(Records from a data collection)
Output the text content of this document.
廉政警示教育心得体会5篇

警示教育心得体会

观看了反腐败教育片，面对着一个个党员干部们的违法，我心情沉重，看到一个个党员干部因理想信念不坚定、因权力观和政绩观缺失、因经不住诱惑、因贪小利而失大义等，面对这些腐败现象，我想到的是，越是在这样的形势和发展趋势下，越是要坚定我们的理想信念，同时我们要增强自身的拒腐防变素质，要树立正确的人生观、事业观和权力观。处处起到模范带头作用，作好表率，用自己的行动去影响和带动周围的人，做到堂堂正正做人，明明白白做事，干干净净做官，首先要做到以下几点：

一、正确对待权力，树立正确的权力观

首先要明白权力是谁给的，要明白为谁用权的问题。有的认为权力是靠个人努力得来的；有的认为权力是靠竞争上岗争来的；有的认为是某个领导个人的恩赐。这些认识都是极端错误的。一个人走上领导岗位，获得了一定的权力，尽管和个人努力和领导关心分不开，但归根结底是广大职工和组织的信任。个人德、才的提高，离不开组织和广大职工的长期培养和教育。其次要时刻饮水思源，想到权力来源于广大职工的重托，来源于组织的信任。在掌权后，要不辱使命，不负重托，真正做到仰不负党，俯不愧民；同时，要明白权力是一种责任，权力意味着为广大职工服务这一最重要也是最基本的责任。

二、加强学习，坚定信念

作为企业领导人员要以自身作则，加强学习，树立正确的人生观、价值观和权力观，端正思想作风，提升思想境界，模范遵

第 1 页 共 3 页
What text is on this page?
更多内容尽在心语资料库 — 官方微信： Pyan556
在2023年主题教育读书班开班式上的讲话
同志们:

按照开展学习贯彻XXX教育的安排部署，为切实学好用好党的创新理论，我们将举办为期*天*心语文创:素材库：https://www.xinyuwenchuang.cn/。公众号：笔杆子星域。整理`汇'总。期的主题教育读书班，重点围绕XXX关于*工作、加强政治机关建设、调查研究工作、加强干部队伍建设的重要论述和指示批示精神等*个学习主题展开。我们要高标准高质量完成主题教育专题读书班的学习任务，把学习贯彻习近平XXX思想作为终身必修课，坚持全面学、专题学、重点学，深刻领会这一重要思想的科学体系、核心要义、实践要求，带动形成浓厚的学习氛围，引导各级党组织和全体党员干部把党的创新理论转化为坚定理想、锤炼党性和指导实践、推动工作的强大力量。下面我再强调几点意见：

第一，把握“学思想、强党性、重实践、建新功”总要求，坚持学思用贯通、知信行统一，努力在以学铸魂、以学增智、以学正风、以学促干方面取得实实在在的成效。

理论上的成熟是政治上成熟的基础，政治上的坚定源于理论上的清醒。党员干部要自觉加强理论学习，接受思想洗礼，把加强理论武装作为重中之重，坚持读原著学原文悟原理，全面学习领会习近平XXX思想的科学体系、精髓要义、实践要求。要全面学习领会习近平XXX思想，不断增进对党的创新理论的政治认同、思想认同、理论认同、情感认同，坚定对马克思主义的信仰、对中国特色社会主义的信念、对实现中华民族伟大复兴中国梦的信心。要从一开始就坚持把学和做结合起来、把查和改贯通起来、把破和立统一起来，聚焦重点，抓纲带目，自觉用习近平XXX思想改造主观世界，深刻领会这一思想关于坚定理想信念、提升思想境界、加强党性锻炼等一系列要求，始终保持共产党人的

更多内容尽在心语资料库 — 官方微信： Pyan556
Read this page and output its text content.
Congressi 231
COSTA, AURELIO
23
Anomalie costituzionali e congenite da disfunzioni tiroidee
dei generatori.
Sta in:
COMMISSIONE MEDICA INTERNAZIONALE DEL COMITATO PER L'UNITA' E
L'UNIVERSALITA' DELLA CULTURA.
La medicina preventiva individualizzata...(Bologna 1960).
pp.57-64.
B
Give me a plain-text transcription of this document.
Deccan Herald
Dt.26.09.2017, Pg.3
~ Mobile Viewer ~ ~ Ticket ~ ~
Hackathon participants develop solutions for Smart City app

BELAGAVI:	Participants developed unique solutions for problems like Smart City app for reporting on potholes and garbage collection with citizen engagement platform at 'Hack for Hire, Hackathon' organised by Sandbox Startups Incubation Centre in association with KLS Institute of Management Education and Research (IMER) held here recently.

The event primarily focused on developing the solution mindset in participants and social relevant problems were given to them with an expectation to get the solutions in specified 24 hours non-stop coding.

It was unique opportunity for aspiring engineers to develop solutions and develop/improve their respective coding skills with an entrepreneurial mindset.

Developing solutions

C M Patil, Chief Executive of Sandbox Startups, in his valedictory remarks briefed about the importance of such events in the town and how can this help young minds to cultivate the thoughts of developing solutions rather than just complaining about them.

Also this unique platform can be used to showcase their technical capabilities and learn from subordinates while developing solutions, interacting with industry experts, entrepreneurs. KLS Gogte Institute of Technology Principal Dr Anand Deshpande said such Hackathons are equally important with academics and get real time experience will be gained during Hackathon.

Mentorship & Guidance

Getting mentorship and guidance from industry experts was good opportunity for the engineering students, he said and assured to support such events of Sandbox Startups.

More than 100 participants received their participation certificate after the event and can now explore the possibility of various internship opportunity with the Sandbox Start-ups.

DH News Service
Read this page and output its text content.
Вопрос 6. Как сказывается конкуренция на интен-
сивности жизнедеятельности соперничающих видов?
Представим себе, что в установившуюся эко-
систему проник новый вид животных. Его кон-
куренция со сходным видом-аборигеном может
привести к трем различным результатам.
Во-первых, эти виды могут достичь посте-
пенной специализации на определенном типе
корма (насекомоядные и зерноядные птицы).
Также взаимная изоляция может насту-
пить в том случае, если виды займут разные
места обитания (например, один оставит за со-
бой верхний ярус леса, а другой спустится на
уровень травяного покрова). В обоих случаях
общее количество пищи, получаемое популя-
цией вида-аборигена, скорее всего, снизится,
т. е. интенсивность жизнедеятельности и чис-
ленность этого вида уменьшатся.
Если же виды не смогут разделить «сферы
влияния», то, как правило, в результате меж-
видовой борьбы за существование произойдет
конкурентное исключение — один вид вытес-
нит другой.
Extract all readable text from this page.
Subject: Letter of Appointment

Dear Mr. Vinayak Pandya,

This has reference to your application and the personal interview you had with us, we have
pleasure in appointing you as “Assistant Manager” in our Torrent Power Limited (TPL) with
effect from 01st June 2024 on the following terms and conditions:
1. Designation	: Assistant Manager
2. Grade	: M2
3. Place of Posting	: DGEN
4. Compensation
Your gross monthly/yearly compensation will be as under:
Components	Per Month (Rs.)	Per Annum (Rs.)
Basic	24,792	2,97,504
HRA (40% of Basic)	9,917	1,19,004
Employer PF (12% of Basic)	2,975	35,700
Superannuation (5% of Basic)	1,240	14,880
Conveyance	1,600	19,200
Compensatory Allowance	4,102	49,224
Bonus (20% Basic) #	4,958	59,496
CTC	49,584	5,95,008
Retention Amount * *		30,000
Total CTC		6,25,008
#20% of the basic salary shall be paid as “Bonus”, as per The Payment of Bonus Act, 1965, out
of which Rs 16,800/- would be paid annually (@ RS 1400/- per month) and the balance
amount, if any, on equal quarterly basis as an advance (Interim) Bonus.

> **STATED EXERCISE**: Give back all the data exactly as written.

> **RESULT FOR THIS EXERCISE**:
Output the text content of this document.
廉政警示教育心得体会5篇

警示教育心得体会

观看了反腐败教育片，面对着一个个党员干部们的违法，我心情沉重，看到一个个党员干部因理想信念不坚定、因权力观和政绩观缺失、因经不住诱惑、因贪小利而失大义等，面对这些腐败现象，我想到的是，越是在这样的形势和发展趋势下，越是要坚定我们的理想信念，同时我们要增强自身的拒腐防变素质，要树立正确的人生观、事业观和权力观。处处起到模范带头作用，作好表率，用自己的行动去影响和带动周围的人，做到堂堂正正做人，明明白白做事，干干净净做官，首先要做到以下几点：

一、正确对待权力，树立正确的权力观

首先要明白权力是谁给的，要明白为谁用权的问题。有的认为权力是靠个人努力得来的；有的认为权力是靠竞争上岗争来的；有的认为是某个领导个人的恩赐。这些认识都是极端错误的。一个人走上领导岗位，获得了一定的权力，尽管和个人努力和领导关心分不开，但归根结底是广大职工和组织的信任。个人德、才的提高，离不开组织和广大职工的长期培养和教育。其次要时刻饮水思源，想到权力来源于广大职工的重托，来源于组织的信任。在掌权后，要不辱使命，不负重托，真正做到仰不负党，俯不愧民；同时，要明白权力是一种责任，权力意味着为广大职工服务这一最重要也是最基本的责任。

二、加强学习，坚定信念

作为企业领导人员要以自身作则，加强学习，树立正确的人生观、价值观和权力观，端正思想作风，提升思想境界，模范遵

第 1 页 共 3 页
What text is on this page?
更多内容尽在心语资料库 — 官方微信： Pyan556
在2023年主题教育读书班开班式上的讲话
同志们:

按照开展学习贯彻XXX教育的安排部署，为切实学好用好党的创新理论，我们将举办为期*天*心语文创:素材库：https://www.xinyuwenchuang.cn/。公众号：笔杆子星域。整理`汇'总。期的主题教育读书班，重点围绕XXX关于*工作、加强政治机关建设、调查研究工作、加强干部队伍建设的重要论述和指示批示精神等*个学习主题展开。我们要高标准高质量完成主题教育专题读书班的学习任务，把学习贯彻习近平XXX思想作为终身必修课，坚持全面学、专题学、重点学，深刻领会这一重要思想的科学体系、核心要义、实践要求，带动形成浓厚的学习氛围，引导各级党组织和全体党员干部把党的创新理论转化为坚定理想、锤炼党性和指导实践、推动工作的强大力量。下面我再强调几点意见：

第一，把握“学思想、强党性、重实践、建新功”总要求，坚持学思用贯通、知信行统一，努力在以学铸魂、以学增智、以学正风、以学促干方面取得实实在在的成效。

理论上的成熟是政治上成熟的基础，政治上的坚定源于理论上的清醒。党员干部要自觉加强理论学习，接受思想洗礼，把加强理论武装作为重中之重，坚持读原著学原文悟原理，全面学习领会习近平XXX思想的科学体系、精髓要义、实践要求。要全面学习领会习近平XXX思想，不断增进对党的创新理论的政治认同、思想认同、理论认同、情感认同，坚定对马克思主义的信仰、对中国特色社会主义的信念、对实现中华民族伟大复兴中国梦的信心。要从一开始就坚持把学和做结合起来、把查和改贯通起来、把破和立统一起来，聚焦重点，抓纲带目，自觉用习近平XXX思想改造主观世界，深刻领会这一思想关于坚定理想信念、提升思想境界、加强党性锻炼等一系列要求，始终保持共产党人的

更多内容尽在心语资料库 — 官方微信： Pyan556
Read this page and output its text content.
Congressi 231
COSTA, AURELIO
23
Anomalie costituzionali e congenite da disfunzioni tiroidee
dei generatori.
Sta in:
COMMISSIONE MEDICA INTERNAZIONALE DEL COMITATO PER L'UNITA' E
L'UNIVERSALITA' DELLA CULTURA.
La medicina preventiva individualizzata...(Bologna 1960).
pp.57-64.
B
Give me a plain-text transcription of this document.
Deccan Herald
Dt.26.09.2017, Pg.3
~ Mobile Viewer ~ ~ Ticket ~ ~
Hackathon participants develop solutions for Smart City app

BELAGAVI:	Participants developed unique solutions for problems like Smart City app for reporting on potholes and garbage collection with citizen engagement platform at 'Hack for Hire, Hackathon' organised by Sandbox Startups Incubation Centre in association with KLS Institute of Management Education and Research (IMER) held here recently.

The event primarily focused on developing the solution mindset in participants and social relevant problems were given to them with an expectation to get the solutions in specified 24 hours non-stop coding.

It was unique opportunity for aspiring engineers to develop solutions and develop/improve their respective coding skills with an entrepreneurial mindset.

Developing solutions

C M Patil, Chief Executive of Sandbox Startups, in his valedictory remarks briefed about the importance of such events in the town and how can this help young minds to cultivate the thoughts of developing solutions rather than just complaining about them.

Also this unique platform can be used to showcase their technical capabilities and learn from subordinates while developing solutions, interacting with industry experts, entrepreneurs. KLS Gogte Institute of Technology Principal Dr Anand Deshpande said such Hackathons are equally important with academics and get real time experience will be gained during Hackathon.

Mentorship & Guidance

Getting mentorship and guidance from industry experts was good opportunity for the engineering students, he said and assured to support such events of Sandbox Startups.

More than 100 participants received their participation certificate after the event and can now explore the possibility of various internship opportunity with the Sandbox Start-ups.

DH News Service
Read this page and output its text content.
Вопрос 6. Как сказывается конкуренция на интен-
сивности жизнедеятельности соперничающих видов?
Представим себе, что в установившуюся эко-
систему проник новый вид животных. Его кон-
куренция со сходным видом-аборигеном может
привести к трем различным результатам.
Во-первых, эти виды могут достичь посте-
пенной специализации на определенном типе
корма (насекомоядные и зерноядные птицы).
Также взаимная изоляция может насту-
пить в том случае, если виды займут разные
места обитания (например, один оставит за со-
бой верхний ярус леса, а другой спустится на
уровень травяного покрова). В обоих случаях
общее количество пищи, получаемое популя-
цией вида-аборигена, скорее всего, снизится,
т. е. интенсивность жизнедеятельности и чис-
ленность этого вида уменьшатся.
Если же виды не смогут разделить «сферы
влияния», то, как правило, в результате меж-
видовой борьбы за существование произойдет
конкурентное исключение — один вид вытес-
нит другой.
Extract all readable text from this page.
Subject: Letter of Appointment

Dear Mr. Vinayak Pandya,

This has reference to your application and the personal interview you had with us, we have
pleasure in appointing you as “Assistant Manager” in our Torrent Power Limited (TPL) with
effect from 01st June 2024 on the following terms and conditions:
1. Designation	: Assistant Manager
2. Grade	: M2
3. Place of Posting	: DGEN
4. Compensation
Your gross monthly/yearly compensation will be as under:
Components	Per Month (Rs.)	Per Annum (Rs.)
Basic	24,792	2,97,504
HRA (40% of Basic)	9,917	1,19,004
Employer PF (12% of Basic)	2,975	35,700
Superannuation (5% of Basic)	1,240	14,880
Conveyance	1,600	19,200
Compensatory Allowance	4,102	49,224
Bonus (20% Basic) #	4,958	59,496
CTC	49,584	5,95,008
Retention Amount * *		30,000
Total CTC		6,25,008
#20% of the basic salary shall be paid as “Bonus”, as per The Payment of Bonus Act, 1965, out
of which Rs 16,800/- would be paid annually (@ RS 1400/- per month) and the balance
amount, if any, on equal quarterly basis as an advance (Interim) Bonus.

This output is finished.